Instructions to follow: Scan the material and copy every line in which "JSON" appears.
__________________________________________________
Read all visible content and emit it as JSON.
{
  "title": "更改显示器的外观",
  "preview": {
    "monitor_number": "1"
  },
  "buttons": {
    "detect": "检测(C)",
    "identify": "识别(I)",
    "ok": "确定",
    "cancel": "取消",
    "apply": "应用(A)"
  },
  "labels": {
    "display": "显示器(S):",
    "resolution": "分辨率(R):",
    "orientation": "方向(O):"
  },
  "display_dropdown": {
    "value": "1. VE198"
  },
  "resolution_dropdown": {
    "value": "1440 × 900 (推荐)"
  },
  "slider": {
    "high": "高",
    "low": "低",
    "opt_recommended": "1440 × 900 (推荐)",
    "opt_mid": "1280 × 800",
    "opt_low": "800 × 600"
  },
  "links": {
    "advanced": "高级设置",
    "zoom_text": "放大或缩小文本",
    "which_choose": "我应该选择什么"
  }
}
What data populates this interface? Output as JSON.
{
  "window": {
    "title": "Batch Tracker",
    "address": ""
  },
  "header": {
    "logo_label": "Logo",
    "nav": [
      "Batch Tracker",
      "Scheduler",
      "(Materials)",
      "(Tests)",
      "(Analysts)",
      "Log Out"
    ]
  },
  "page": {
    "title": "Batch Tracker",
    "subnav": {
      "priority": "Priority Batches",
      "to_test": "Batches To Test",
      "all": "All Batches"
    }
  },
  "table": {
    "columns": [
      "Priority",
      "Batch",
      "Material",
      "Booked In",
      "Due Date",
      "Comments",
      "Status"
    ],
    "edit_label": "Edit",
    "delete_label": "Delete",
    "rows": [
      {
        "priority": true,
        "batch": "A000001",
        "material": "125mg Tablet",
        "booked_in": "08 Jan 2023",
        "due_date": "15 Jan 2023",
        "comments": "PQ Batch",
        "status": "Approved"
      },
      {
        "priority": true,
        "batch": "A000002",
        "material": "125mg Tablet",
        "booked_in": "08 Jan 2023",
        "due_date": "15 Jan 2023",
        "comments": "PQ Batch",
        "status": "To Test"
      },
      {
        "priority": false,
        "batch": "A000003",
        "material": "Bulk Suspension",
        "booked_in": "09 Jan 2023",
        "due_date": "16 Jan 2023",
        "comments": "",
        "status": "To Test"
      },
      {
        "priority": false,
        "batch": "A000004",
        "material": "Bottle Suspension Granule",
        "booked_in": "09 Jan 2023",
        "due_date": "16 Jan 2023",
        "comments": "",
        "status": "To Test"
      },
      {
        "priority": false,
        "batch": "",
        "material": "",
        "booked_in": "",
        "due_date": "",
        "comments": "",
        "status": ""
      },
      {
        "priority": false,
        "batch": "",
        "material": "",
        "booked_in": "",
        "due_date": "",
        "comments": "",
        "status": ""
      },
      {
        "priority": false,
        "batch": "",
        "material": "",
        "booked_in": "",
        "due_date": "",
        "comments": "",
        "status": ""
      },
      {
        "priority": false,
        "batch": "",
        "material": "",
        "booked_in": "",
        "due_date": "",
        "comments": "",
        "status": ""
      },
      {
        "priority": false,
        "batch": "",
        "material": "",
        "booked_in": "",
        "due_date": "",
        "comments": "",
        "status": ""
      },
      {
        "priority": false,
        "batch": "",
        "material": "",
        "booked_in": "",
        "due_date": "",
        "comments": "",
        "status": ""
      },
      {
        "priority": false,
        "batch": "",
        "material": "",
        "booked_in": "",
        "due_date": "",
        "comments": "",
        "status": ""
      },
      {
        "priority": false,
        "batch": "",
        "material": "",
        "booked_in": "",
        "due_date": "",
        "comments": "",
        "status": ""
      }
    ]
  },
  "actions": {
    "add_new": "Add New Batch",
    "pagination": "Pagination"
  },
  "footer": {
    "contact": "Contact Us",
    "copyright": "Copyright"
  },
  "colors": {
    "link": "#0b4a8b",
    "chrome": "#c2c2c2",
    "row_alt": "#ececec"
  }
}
__________________________________________________
The answer:
Read all visible content and emit it as JSON.
What data populates this interface? Output as JSON.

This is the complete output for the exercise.